** Start **
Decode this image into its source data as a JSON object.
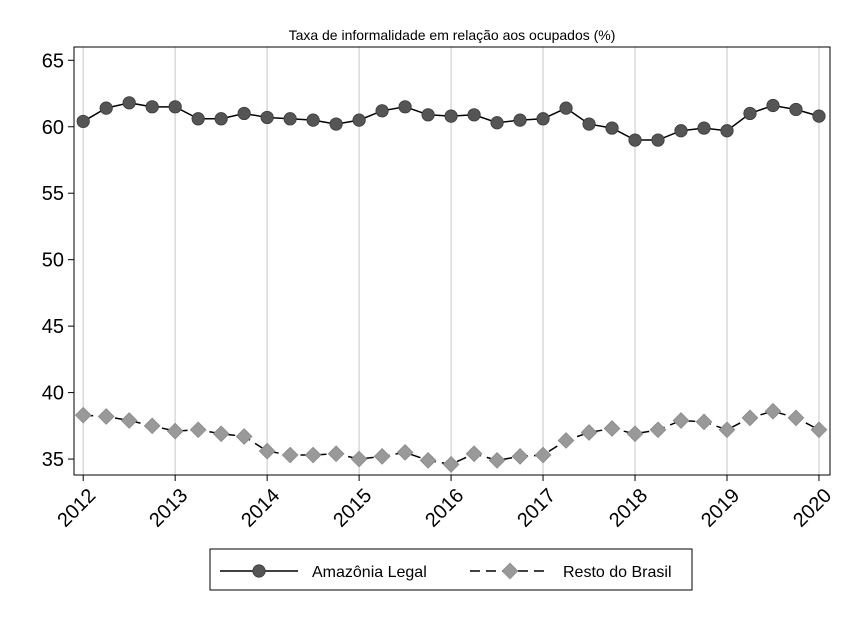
{
  "chart_data": {
    "type": "line",
    "title": "Taxa de informalidade em relação aos ocupados (%)",
    "xlabel": "",
    "ylabel": "",
    "x": [
      2012.0,
      2012.25,
      2012.5,
      2012.75,
      2013.0,
      2013.25,
      2013.5,
      2013.75,
      2014.0,
      2014.25,
      2014.5,
      2014.75,
      2015.0,
      2015.25,
      2015.5,
      2015.75,
      2016.0,
      2016.25,
      2016.5,
      2016.75,
      2017.0,
      2017.25,
      2017.5,
      2017.75,
      2018.0,
      2018.25,
      2018.5,
      2018.75,
      2019.0,
      2019.25,
      2019.5,
      2019.75,
      2020.0
    ],
    "xlim": [
      2011.9,
      2020.12
    ],
    "ylim": [
      33.8,
      66.0
    ],
    "xticks": [
      {
        "value": 2012,
        "label": "2012"
      },
      {
        "value": 2013,
        "label": "2013"
      },
      {
        "value": 2014,
        "label": "2014"
      },
      {
        "value": 2015,
        "label": "2015"
      },
      {
        "value": 2016,
        "label": "2016"
      },
      {
        "value": 2017,
        "label": "2017"
      },
      {
        "value": 2018,
        "label": "2018"
      },
      {
        "value": 2019,
        "label": "2019"
      },
      {
        "value": 2020,
        "label": "2020"
      }
    ],
    "yticks": [
      {
        "value": 35,
        "label": "35"
      },
      {
        "value": 40,
        "label": "40"
      },
      {
        "value": 45,
        "label": "45"
      },
      {
        "value": 50,
        "label": "50"
      },
      {
        "value": 55,
        "label": "55"
      },
      {
        "value": 60,
        "label": "60"
      },
      {
        "value": 65,
        "label": "65"
      }
    ],
    "grid": "vertical at year ticks",
    "legend": "bottom, outside plot",
    "series": [
      {
        "name": "Amazônia Legal",
        "color": "#555555",
        "line": "solid",
        "marker": "circle",
        "values": [
          60.4,
          61.4,
          61.8,
          61.5,
          61.5,
          60.6,
          60.6,
          61.0,
          60.7,
          60.6,
          60.5,
          60.2,
          60.5,
          61.2,
          61.5,
          60.9,
          60.8,
          60.9,
          60.3,
          60.5,
          60.6,
          61.4,
          60.2,
          59.9,
          59.0,
          59.0,
          59.7,
          59.9,
          59.7,
          61.0,
          61.6,
          61.3,
          60.8
        ]
      },
      {
        "name": "Resto do Brasil",
        "color": "#999999",
        "line": "dashed",
        "marker": "diamond",
        "values": [
          38.3,
          38.2,
          37.9,
          37.5,
          37.1,
          37.2,
          36.9,
          36.7,
          35.6,
          35.3,
          35.3,
          35.4,
          35.0,
          35.2,
          35.5,
          34.9,
          34.6,
          35.4,
          34.9,
          35.2,
          35.3,
          36.4,
          37.0,
          37.3,
          36.9,
          37.2,
          37.9,
          37.8,
          37.2,
          38.1,
          38.6,
          38.1,
          37.2
        ]
      }
    ]
  }
}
** End **
WHAT IS ASKED: Your copy should hold every record word for word and none of the pictures.

FINISHED EXERCISE:
Decode this image into its source data as a JSON object.
{
  "chart_data": {
    "type": "line",
    "title": "Taxa de informalidade em relação aos ocupados (%)",
    "xlabel": "",
    "ylabel": "",
    "x": [
      2012.0,
      2012.25,
      2012.5,
      2012.75,
      2013.0,
      2013.25,
      2013.5,
      2013.75,
      2014.0,
      2014.25,
      2014.5,
      2014.75,
      2015.0,
      2015.25,
      2015.5,
      2015.75,
      2016.0,
      2016.25,
      2016.5,
      2016.75,
      2017.0,
      2017.25,
      2017.5,
      2017.75,
      2018.0,
      2018.25,
      2018.5,
      2018.75,
      2019.0,
      2019.25,
      2019.5,
      2019.75,
      2020.0
    ],
    "xlim": [
      2011.9,
      2020.12
    ],
    "ylim": [
      33.8,
      66.0
    ],
    "xticks": [
      {
        "value": 2012,
        "label": "2012"
      },
      {
        "value": 2013,
        "label": "2013"
      },
      {
        "value": 2014,
        "label": "2014"
      },
      {
        "value": 2015,
        "label": "2015"
      },
      {
        "value": 2016,
        "label": "2016"
      },
      {
        "value": 2017,
        "label": "2017"
      },
      {
        "value": 2018,
        "label": "2018"
      },
      {
        "value": 2019,
        "label": "2019"
      },
      {
        "value": 2020,
        "label": "2020"
      }
    ],
    "yticks": [
      {
        "value": 35,
        "label": "35"
      },
      {
        "value": 40,
        "label": "40"
      },
      {
        "value": 45,
        "label": "45"
      },
      {
        "value": 50,
        "label": "50"
      },
      {
        "value": 55,
        "label": "55"
      },
      {
        "value": 60,
        "label": "60"
      },
      {
        "value": 65,
        "label": "65"
      }
    ],
    "grid": "vertical at year ticks",
    "legend": "bottom, outside plot",
    "series": [
      {
        "name": "Amazônia Legal",
        "color": "#555555",
        "line": "solid",
        "marker": "circle",
        "values": [
          60.4,
          61.4,
          61.8,
          61.5,
          61.5,
          60.6,
          60.6,
          61.0,
          60.7,
          60.6,
          60.5,
          60.2,
          60.5,
          61.2,
          61.5,
          60.9,
          60.8,
          60.9,
          60.3,
          60.5,
          60.6,
          61.4,
          60.2,
          59.9,
          59.0,
          59.0,
          59.7,
          59.9,
          59.7,
          61.0,
          61.6,
          61.3,
          60.8
        ]
      },
      {
        "name": "Resto do Brasil",
        "color": "#999999",
        "line": "dashed",
        "marker": "diamond",
        "values": [
          38.3,
          38.2,
          37.9,
          37.5,
          37.1,
          37.2,
          36.9,
          36.7,
          35.6,
          35.3,
          35.3,
          35.4,
          35.0,
          35.2,
          35.5,
          34.9,
          34.6,
          35.4,
          34.9,
          35.2,
          35.3,
          36.4,
          37.0,
          37.3,
          36.9,
          37.2,
          37.9,
          37.8,
          37.2,
          38.1,
          38.6,
          38.1,
          37.2
        ]
      }
    ]
  }
}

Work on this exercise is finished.